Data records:
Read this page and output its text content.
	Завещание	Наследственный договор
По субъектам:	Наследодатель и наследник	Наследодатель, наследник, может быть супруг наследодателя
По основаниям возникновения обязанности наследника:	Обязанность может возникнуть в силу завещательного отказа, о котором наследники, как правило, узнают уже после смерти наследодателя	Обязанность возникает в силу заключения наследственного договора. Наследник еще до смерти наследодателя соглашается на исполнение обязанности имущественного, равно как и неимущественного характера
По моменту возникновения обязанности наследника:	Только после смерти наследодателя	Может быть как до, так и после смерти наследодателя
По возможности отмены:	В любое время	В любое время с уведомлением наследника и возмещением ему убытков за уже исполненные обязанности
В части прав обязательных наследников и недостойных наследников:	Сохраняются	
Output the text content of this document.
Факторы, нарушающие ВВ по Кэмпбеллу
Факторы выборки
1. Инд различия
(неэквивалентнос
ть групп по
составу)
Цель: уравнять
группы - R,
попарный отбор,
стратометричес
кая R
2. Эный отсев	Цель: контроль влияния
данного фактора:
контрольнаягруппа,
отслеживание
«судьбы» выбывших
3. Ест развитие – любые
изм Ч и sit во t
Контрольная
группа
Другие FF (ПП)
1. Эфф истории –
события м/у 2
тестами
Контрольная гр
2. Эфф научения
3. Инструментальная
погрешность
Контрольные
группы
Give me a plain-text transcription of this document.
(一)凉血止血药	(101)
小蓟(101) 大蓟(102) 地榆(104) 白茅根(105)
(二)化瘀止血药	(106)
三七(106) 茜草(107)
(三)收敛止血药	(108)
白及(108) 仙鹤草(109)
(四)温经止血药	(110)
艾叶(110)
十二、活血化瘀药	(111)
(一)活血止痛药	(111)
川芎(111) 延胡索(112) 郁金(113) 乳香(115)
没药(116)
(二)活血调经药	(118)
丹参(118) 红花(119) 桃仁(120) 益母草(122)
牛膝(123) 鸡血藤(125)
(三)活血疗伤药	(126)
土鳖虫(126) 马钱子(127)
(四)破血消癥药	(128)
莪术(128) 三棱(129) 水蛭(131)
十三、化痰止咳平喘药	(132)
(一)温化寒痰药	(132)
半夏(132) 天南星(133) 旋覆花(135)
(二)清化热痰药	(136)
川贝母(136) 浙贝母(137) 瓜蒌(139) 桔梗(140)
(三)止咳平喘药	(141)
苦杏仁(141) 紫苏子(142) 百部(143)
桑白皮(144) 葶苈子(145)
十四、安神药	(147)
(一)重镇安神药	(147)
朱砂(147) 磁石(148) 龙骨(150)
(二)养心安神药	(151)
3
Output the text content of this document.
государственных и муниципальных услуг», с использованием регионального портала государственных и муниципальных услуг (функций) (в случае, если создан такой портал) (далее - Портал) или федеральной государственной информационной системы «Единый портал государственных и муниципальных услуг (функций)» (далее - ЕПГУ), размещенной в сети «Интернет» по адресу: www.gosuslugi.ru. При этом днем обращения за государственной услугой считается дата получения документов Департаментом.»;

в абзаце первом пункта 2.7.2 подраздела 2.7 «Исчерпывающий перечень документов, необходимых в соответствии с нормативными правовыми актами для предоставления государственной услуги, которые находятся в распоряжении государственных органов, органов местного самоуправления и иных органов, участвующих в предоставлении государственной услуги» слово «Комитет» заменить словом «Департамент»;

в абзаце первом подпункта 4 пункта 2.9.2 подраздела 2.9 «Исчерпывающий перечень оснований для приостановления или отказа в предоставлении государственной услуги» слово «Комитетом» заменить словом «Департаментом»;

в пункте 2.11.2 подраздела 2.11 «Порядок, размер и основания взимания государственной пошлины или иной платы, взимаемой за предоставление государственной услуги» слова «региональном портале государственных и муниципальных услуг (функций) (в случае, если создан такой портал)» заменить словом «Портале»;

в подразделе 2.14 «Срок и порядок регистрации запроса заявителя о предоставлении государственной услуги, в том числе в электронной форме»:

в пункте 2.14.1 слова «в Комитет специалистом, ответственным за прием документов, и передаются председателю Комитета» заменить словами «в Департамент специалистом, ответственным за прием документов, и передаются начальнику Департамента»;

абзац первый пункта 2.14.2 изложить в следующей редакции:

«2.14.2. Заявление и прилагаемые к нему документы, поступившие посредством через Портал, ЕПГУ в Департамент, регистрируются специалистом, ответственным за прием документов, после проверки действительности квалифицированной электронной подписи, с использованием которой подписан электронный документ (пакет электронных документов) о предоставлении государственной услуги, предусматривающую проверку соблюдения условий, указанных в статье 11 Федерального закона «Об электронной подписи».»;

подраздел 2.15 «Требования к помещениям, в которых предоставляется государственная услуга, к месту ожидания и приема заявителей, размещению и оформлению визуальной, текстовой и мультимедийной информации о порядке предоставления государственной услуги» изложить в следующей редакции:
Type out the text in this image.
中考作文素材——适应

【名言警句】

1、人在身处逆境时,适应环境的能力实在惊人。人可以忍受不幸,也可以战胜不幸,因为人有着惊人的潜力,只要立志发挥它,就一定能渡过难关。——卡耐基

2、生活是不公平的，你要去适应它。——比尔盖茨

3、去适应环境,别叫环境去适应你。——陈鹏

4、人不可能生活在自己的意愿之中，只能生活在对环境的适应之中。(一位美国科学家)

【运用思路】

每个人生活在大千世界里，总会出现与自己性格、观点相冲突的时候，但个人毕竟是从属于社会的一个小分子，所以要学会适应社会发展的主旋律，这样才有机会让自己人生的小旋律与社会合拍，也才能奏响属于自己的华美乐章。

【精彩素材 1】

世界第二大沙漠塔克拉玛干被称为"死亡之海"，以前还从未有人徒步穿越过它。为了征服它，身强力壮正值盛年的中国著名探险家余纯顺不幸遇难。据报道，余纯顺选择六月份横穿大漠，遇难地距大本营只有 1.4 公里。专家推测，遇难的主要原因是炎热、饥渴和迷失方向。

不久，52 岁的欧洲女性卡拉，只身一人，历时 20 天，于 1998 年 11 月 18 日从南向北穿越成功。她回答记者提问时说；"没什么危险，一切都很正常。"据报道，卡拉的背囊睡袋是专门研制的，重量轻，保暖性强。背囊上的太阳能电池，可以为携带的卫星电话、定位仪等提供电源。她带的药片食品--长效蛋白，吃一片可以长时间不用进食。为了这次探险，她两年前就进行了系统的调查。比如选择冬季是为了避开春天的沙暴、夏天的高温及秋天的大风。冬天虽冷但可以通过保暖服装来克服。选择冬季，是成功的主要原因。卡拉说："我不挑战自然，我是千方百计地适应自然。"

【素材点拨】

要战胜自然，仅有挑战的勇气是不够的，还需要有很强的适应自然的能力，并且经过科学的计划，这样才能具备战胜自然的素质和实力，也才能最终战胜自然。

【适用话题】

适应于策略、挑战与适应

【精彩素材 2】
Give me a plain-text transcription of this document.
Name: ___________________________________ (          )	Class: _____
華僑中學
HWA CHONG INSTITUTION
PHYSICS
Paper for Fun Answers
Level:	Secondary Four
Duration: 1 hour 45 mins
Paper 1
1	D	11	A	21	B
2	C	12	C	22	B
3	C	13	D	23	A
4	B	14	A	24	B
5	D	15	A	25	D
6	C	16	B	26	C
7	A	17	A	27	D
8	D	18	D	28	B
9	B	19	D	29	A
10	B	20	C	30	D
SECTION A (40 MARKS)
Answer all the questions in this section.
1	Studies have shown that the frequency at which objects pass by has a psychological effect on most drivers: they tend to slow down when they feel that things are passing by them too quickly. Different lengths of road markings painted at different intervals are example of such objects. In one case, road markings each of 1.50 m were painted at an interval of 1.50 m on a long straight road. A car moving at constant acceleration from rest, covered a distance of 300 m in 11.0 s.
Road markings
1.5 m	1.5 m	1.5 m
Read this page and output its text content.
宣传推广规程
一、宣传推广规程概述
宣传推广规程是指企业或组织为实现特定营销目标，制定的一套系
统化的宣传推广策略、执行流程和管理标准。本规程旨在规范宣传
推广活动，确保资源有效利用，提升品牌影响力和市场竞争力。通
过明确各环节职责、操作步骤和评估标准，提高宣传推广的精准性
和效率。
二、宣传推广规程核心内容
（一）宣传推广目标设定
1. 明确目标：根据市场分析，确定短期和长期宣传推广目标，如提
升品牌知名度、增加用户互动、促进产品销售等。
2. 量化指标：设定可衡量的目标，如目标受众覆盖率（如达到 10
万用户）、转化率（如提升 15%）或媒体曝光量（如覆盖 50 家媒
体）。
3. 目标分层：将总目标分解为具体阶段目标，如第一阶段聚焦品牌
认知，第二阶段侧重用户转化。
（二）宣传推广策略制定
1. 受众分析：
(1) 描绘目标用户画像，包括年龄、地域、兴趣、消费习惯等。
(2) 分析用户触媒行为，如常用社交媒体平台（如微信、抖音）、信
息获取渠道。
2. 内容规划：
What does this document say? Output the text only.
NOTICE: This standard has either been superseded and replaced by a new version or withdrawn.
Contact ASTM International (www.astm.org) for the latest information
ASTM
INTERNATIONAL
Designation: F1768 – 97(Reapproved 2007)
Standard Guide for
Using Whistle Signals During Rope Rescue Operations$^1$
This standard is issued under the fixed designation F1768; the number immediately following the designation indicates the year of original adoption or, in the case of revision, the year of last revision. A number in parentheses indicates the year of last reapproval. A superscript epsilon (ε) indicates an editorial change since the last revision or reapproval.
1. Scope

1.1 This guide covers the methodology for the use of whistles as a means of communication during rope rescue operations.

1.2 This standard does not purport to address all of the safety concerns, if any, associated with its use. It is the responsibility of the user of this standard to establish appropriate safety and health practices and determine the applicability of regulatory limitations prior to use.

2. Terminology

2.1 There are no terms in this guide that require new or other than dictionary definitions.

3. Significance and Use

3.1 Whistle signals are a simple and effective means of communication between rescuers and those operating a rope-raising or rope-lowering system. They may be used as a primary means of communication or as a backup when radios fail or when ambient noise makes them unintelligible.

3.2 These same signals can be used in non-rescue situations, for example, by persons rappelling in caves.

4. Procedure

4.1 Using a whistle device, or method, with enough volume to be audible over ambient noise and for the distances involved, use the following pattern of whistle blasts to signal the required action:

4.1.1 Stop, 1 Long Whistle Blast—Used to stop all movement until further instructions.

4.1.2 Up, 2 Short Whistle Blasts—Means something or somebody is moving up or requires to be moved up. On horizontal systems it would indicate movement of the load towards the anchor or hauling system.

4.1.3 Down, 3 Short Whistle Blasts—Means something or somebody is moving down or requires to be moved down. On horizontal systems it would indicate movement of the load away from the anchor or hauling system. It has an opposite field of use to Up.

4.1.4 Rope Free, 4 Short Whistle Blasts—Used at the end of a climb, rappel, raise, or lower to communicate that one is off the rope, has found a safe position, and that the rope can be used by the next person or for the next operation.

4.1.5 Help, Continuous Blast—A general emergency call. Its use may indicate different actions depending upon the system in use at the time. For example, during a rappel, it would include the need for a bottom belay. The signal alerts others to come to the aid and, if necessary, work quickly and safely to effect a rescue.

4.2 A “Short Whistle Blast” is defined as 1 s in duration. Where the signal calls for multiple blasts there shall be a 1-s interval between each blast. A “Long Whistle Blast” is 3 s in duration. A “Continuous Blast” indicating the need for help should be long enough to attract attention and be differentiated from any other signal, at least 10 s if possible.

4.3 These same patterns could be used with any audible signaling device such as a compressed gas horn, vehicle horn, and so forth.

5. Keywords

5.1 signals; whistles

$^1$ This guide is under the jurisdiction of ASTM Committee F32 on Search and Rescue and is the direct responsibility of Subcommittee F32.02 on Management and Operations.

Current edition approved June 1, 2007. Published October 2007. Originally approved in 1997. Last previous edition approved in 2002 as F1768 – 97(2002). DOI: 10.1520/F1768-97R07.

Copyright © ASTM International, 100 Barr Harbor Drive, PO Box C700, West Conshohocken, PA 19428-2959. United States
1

EXERCISE DESCRIPTION: Copy all lines from the entries that contain the word "under".

WRITTEN ANSWER:
This standard is issued under the fixed designation F1768; the number immediately following the designation indicates the year of original adoption or, in the case of revision, the year of last revision. A number in parentheses indicates the year of last reapproval. A superscript epsilon (ε) indicates an editorial change since the last revision or reapproval.
$^1$ This guide is under the jurisdiction of ASTM Committee F32 on Search and Rescue and is the direct responsibility of Subcommittee F32.02 on Management and Operations.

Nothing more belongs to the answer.